CHALLENGE: Repeat the material exactly, every line of it.
start INFORMATION PROVIDED
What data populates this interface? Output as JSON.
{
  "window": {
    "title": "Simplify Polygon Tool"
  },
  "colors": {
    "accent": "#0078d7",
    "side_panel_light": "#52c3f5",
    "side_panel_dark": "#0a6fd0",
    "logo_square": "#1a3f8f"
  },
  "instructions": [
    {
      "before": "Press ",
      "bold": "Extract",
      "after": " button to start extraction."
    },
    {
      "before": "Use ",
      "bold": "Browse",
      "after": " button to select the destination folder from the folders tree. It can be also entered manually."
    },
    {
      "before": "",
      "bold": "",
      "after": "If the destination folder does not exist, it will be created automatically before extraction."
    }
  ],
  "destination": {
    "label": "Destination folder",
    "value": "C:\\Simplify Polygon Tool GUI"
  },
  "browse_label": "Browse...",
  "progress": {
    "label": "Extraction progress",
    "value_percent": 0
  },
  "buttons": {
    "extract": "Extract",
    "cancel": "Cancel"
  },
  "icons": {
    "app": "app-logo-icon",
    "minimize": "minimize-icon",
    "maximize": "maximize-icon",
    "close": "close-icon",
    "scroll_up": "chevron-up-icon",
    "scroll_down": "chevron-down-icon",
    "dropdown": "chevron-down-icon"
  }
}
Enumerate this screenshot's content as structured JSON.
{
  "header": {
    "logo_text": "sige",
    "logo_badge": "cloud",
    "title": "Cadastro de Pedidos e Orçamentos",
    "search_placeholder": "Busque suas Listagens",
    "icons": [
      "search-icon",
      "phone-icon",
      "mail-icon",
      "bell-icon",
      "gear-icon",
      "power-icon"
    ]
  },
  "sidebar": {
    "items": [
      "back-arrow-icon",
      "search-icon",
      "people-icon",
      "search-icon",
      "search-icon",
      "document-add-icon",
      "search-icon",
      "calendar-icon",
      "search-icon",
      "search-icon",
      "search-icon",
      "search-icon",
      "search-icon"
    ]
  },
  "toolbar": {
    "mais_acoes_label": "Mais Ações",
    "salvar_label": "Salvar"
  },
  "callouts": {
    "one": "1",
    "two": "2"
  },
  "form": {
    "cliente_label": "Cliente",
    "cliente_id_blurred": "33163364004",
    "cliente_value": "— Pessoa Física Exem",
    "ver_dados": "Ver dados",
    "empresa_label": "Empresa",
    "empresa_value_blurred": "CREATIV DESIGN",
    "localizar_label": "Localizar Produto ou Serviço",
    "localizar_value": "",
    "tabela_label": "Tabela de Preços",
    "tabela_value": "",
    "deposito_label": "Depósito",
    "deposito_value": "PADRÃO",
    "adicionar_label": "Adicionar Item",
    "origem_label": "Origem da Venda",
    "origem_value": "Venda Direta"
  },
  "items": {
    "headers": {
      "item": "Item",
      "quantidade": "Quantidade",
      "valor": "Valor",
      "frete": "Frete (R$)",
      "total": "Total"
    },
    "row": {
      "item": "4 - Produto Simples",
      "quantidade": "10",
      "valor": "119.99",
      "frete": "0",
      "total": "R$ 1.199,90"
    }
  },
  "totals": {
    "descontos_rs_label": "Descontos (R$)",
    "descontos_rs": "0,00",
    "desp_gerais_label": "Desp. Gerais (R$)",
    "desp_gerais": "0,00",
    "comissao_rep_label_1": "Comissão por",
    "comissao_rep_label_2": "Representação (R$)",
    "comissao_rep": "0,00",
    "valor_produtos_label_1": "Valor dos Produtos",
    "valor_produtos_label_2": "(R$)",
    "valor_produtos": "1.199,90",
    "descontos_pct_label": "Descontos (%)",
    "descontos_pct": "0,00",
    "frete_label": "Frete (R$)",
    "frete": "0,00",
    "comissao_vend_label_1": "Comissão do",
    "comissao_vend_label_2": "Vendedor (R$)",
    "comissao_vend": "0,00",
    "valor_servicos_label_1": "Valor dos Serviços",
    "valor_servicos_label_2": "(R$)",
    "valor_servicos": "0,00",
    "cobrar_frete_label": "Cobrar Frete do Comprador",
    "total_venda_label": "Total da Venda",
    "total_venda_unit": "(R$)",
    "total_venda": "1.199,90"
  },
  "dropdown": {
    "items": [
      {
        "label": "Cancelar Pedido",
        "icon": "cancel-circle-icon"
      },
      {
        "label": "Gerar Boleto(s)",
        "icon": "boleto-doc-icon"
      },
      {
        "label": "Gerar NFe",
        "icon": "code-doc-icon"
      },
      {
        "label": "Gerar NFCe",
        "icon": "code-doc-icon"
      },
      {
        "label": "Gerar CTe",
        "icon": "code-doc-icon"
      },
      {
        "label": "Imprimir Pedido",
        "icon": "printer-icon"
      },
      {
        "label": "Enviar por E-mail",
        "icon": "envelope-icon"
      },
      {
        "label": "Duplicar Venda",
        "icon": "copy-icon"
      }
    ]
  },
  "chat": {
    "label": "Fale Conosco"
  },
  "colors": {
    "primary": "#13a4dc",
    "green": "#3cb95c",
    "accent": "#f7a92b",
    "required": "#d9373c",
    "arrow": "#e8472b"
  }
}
end INFORMATION PROVIDED
REPLY:
What data populates this interface? Output as JSON.
{
  "window": {
    "title": "Simplify Polygon Tool"
  },
  "colors": {
    "accent": "#0078d7",
    "side_panel_light": "#52c3f5",
    "side_panel_dark": "#0a6fd0",
    "logo_square": "#1a3f8f"
  },
  "instructions": [
    {
      "before": "Press ",
      "bold": "Extract",
      "after": " button to start extraction."
    },
    {
      "before": "Use ",
      "bold": "Browse",
      "after": " button to select the destination folder from the folders tree. It can be also entered manually."
    },
    {
      "before": "",
      "bold": "",
      "after": "If the destination folder does not exist, it will be created automatically before extraction."
    }
  ],
  "destination": {
    "label": "Destination folder",
    "value": "C:\\Simplify Polygon Tool GUI"
  },
  "browse_label": "Browse...",
  "progress": {
    "label": "Extraction progress",
    "value_percent": 0
  },
  "buttons": {
    "extract": "Extract",
    "cancel": "Cancel"
  },
  "icons": {
    "app": "app-logo-icon",
    "minimize": "minimize-icon",
    "maximize": "maximize-icon",
    "close": "close-icon",
    "scroll_up": "chevron-up-icon",
    "scroll_down": "chevron-down-icon",
    "dropdown": "chevron-down-icon"
  }
}
Enumerate this screenshot's content as structured JSON.
{
  "header": {
    "logo_text": "sige",
    "logo_badge": "cloud",
    "title": "Cadastro de Pedidos e Orçamentos",
    "search_placeholder": "Busque suas Listagens",
    "icons": [
      "search-icon",
      "phone-icon",
      "mail-icon",
      "bell-icon",
      "gear-icon",
      "power-icon"
    ]
  },
  "sidebar": {
    "items": [
      "back-arrow-icon",
      "search-icon",
      "people-icon",
      "search-icon",
      "search-icon",
      "document-add-icon",
      "search-icon",
      "calendar-icon",
      "search-icon",
      "search-icon",
      "search-icon",
      "search-icon",
      "search-icon"
    ]
  },
  "toolbar": {
    "mais_acoes_label": "Mais Ações",
    "salvar_label": "Salvar"
  },
  "callouts": {
    "one": "1",
    "two": "2"
  },
  "form": {
    "cliente_label": "Cliente",
    "cliente_id_blurred": "33163364004",
    "cliente_value": "— Pessoa Física Exem",
    "ver_dados": "Ver dados",
    "empresa_label": "Empresa",
    "empresa_value_blurred": "CREATIV DESIGN",
    "localizar_label": "Localizar Produto ou Serviço",
    "localizar_value": "",
    "tabela_label": "Tabela de Preços",
    "tabela_value": "",
    "deposito_label": "Depósito",
    "deposito_value": "PADRÃO",
    "adicionar_label": "Adicionar Item",
    "origem_label": "Origem da Venda",
    "origem_value": "Venda Direta"
  },
  "items": {
    "headers": {
      "item": "Item",
      "quantidade": "Quantidade",
      "valor": "Valor",
      "frete": "Frete (R$)",
      "total": "Total"
    },
    "row": {
      "item": "4 - Produto Simples",
      "quantidade": "10",
      "valor": "119.99",
      "frete": "0",
      "total": "R$ 1.199,90"
    }
  },
  "totals": {
    "descontos_rs_label": "Descontos (R$)",
    "descontos_rs": "0,00",
    "desp_gerais_label": "Desp. Gerais (R$)",
    "desp_gerais": "0,00",
    "comissao_rep_label_1": "Comissão por",
    "comissao_rep_label_2": "Representação (R$)",
    "comissao_rep": "0,00",
    "valor_produtos_label_1": "Valor dos Produtos",
    "valor_produtos_label_2": "(R$)",
    "valor_produtos": "1.199,90",
    "descontos_pct_label": "Descontos (%)",
    "descontos_pct": "0,00",
    "frete_label": "Frete (R$)",
    "frete": "0,00",
    "comissao_vend_label_1": "Comissão do",
    "comissao_vend_label_2": "Vendedor (R$)",
    "comissao_vend": "0,00",
    "valor_servicos_label_1": "Valor dos Serviços",
    "valor_servicos_label_2": "(R$)",
    "valor_servicos": "0,00",
    "cobrar_frete_label": "Cobrar Frete do Comprador",
    "total_venda_label": "Total da Venda",
    "total_venda_unit": "(R$)",
    "total_venda": "1.199,90"
  },
  "dropdown": {
    "items": [
      {
        "label": "Cancelar Pedido",
        "icon": "cancel-circle-icon"
      },
      {
        "label": "Gerar Boleto(s)",
        "icon": "boleto-doc-icon"
      },
      {
        "label": "Gerar NFe",
        "icon": "code-doc-icon"
      },
      {
        "label": "Gerar NFCe",
        "icon": "code-doc-icon"
      },
      {
        "label": "Gerar CTe",
        "icon": "code-doc-icon"
      },
      {
        "label": "Imprimir Pedido",
        "icon": "printer-icon"
      },
      {
        "label": "Enviar por E-mail",
        "icon": "envelope-icon"
      },
      {
        "label": "Duplicar Venda",
        "icon": "copy-icon"
      }
    ]
  },
  "chat": {
    "label": "Fale Conosco"
  },
  "colors": {
    "primary": "#13a4dc",
    "green": "#3cb95c",
    "accent": "#f7a92b",
    "required": "#d9373c",
    "arrow": "#e8472b"
  }
}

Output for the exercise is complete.